* start Items *

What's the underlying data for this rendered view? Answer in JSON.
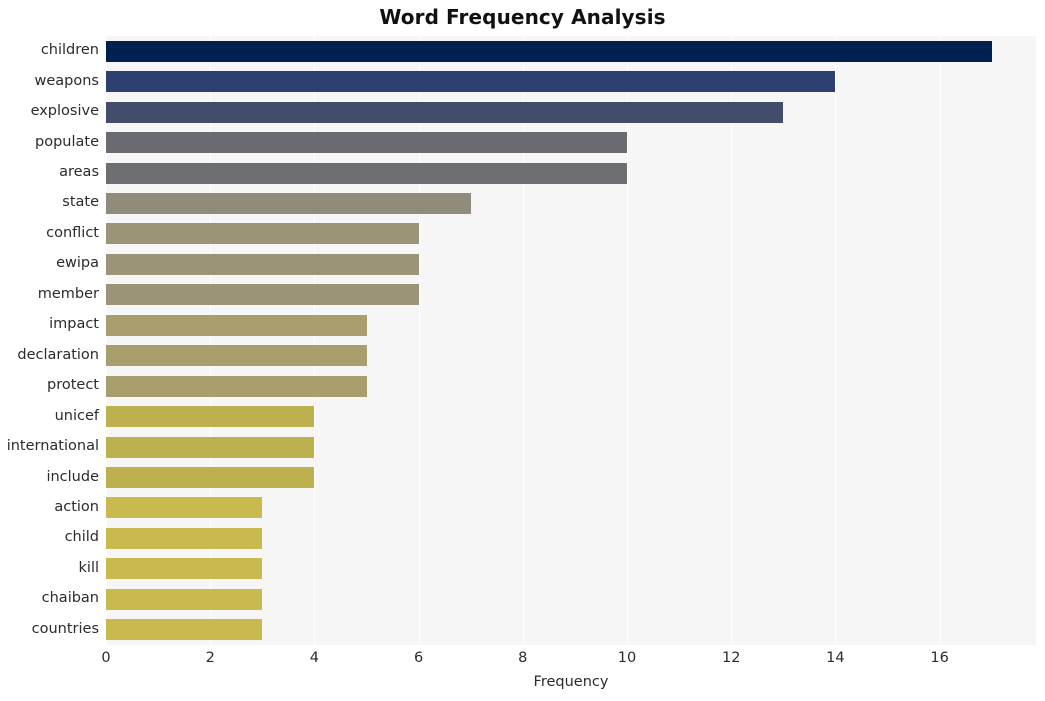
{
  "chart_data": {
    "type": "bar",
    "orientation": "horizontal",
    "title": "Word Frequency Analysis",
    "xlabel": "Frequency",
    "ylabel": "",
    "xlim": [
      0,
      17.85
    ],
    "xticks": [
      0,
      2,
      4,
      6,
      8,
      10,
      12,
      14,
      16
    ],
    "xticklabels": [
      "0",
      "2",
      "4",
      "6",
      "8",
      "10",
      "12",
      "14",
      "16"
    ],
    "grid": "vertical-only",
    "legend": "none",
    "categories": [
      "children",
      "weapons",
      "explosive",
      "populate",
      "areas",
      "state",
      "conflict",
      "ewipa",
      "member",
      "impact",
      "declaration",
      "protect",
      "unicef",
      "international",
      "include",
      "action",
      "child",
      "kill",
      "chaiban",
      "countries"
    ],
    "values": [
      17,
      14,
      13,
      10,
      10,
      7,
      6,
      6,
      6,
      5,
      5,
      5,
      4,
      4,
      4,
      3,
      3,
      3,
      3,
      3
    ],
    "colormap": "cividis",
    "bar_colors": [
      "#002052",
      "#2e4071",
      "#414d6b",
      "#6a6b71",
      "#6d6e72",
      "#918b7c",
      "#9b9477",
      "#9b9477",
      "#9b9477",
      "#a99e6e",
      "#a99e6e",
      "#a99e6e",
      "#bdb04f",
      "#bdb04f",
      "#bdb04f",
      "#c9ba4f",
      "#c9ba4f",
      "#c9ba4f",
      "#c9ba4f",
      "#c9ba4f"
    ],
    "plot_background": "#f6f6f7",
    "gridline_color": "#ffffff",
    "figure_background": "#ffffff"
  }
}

* end Items *
* start Items *

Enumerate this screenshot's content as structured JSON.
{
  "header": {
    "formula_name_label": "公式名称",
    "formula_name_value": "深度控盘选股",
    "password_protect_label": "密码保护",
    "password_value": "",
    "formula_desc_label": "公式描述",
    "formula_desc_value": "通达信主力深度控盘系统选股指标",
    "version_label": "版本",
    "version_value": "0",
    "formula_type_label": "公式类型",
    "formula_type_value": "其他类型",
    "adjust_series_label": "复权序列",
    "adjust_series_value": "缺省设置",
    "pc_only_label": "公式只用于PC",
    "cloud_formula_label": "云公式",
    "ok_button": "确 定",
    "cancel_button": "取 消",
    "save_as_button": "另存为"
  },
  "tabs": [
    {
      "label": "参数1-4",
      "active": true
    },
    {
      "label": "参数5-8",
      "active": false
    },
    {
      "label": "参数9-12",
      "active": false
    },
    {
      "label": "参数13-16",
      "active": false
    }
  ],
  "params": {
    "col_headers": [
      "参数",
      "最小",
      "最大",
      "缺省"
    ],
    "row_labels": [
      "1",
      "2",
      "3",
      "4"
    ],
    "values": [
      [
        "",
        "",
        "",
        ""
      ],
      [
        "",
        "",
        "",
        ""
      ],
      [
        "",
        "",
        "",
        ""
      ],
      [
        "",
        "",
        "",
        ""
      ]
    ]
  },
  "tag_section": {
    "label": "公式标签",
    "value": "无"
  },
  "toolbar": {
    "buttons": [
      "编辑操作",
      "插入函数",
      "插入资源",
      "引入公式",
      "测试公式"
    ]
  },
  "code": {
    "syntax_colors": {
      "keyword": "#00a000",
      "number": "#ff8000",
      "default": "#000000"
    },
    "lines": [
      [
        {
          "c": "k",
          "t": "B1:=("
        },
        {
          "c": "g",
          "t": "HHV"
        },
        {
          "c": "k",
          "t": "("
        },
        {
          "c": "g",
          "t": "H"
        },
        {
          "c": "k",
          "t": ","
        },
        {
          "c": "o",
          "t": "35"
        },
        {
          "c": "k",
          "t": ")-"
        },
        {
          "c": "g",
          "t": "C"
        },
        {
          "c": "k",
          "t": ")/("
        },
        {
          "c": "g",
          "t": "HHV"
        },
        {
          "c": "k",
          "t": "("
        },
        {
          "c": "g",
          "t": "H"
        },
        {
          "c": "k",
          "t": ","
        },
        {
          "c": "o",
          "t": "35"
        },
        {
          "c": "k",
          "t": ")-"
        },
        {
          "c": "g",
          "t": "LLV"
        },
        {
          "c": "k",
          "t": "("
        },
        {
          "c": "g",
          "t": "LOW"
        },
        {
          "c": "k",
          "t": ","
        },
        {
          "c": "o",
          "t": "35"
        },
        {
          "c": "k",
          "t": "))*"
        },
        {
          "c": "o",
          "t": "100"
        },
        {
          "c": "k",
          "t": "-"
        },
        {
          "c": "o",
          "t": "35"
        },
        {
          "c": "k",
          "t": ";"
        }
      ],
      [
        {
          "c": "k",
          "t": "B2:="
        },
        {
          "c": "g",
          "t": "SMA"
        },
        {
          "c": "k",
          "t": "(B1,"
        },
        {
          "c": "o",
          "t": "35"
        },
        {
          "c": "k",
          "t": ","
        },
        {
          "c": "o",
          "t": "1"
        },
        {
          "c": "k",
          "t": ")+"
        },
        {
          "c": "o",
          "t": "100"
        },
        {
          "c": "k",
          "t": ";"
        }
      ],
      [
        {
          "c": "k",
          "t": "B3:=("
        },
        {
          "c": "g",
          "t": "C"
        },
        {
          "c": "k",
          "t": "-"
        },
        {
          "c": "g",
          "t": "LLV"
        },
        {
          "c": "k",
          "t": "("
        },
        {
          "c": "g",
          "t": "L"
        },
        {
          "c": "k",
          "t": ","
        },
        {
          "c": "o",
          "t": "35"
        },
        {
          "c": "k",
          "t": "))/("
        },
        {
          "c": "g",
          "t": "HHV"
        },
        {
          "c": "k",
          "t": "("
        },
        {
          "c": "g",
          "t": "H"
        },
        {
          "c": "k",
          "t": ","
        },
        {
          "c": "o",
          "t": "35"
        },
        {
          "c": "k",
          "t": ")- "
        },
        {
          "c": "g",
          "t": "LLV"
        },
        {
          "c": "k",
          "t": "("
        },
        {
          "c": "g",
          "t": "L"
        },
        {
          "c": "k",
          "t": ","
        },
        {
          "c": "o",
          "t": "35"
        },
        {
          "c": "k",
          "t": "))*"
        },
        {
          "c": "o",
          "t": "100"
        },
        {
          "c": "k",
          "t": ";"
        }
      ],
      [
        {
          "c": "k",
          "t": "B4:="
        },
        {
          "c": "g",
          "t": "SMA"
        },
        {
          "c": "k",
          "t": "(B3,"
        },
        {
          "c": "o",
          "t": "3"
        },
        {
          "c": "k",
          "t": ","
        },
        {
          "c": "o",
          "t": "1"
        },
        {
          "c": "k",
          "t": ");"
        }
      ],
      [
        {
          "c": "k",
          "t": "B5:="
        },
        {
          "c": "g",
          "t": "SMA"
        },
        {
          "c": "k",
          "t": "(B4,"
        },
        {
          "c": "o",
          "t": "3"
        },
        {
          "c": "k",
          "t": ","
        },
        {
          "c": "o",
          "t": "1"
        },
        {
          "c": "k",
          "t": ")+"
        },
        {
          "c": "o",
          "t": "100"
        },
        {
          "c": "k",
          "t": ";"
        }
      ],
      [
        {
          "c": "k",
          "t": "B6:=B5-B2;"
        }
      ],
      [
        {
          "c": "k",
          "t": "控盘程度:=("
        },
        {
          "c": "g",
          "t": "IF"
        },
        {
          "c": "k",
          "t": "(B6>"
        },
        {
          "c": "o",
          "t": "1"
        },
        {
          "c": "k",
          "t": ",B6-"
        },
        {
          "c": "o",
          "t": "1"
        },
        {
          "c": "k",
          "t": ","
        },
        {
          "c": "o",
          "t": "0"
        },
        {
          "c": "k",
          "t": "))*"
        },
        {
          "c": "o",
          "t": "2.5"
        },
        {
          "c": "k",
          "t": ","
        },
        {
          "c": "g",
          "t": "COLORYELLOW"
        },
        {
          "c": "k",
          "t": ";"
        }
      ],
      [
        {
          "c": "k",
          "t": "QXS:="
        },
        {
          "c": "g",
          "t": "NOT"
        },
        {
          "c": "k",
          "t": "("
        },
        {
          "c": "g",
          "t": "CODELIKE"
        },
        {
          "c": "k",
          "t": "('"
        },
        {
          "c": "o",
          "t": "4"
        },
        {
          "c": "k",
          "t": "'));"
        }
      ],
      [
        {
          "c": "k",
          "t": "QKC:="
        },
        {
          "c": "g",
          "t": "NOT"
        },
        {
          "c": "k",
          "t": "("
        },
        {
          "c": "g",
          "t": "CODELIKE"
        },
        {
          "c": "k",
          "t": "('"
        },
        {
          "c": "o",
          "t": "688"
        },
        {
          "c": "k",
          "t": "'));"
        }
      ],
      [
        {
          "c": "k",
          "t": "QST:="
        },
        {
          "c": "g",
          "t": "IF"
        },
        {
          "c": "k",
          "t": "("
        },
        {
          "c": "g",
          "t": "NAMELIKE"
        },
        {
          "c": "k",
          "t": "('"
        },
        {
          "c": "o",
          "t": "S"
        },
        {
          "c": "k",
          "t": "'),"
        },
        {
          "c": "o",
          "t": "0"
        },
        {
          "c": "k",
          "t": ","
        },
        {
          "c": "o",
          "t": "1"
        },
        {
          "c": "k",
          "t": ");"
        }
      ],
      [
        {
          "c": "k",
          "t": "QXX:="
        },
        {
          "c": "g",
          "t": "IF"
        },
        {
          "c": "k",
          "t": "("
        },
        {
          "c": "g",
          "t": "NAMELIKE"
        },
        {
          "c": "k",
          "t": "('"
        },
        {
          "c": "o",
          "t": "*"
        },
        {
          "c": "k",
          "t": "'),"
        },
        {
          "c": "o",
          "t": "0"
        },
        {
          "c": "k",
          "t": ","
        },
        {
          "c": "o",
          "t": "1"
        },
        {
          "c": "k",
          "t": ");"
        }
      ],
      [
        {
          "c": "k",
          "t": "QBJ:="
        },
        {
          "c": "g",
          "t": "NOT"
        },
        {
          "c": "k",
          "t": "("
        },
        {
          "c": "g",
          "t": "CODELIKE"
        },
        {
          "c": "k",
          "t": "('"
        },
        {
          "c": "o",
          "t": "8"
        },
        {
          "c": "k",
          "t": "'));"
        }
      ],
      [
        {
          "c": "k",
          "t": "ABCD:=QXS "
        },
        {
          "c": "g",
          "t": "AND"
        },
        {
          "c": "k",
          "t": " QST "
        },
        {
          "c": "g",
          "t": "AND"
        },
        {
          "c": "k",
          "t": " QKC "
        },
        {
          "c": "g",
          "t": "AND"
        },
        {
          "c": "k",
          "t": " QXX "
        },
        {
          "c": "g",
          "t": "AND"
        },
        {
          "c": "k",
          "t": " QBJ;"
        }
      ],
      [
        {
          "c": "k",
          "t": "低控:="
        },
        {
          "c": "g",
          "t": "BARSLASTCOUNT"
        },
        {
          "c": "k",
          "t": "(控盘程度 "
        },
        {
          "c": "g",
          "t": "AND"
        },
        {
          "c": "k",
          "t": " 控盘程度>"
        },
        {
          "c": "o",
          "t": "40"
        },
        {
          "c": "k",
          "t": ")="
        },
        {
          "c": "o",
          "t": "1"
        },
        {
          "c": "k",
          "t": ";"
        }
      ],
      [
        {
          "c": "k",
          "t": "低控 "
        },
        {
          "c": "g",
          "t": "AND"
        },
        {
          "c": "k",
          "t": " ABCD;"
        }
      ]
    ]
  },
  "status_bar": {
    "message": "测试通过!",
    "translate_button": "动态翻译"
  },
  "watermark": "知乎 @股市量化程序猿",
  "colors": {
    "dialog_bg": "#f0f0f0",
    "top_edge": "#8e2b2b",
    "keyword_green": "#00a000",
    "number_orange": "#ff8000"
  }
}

* end Items *

**Task to carry out**
Pick out every line holding the string "ffffff" and return it.

**Solution for this task**
    "gridline_color": "#ffffff",
    "figure_background": "#ffffff"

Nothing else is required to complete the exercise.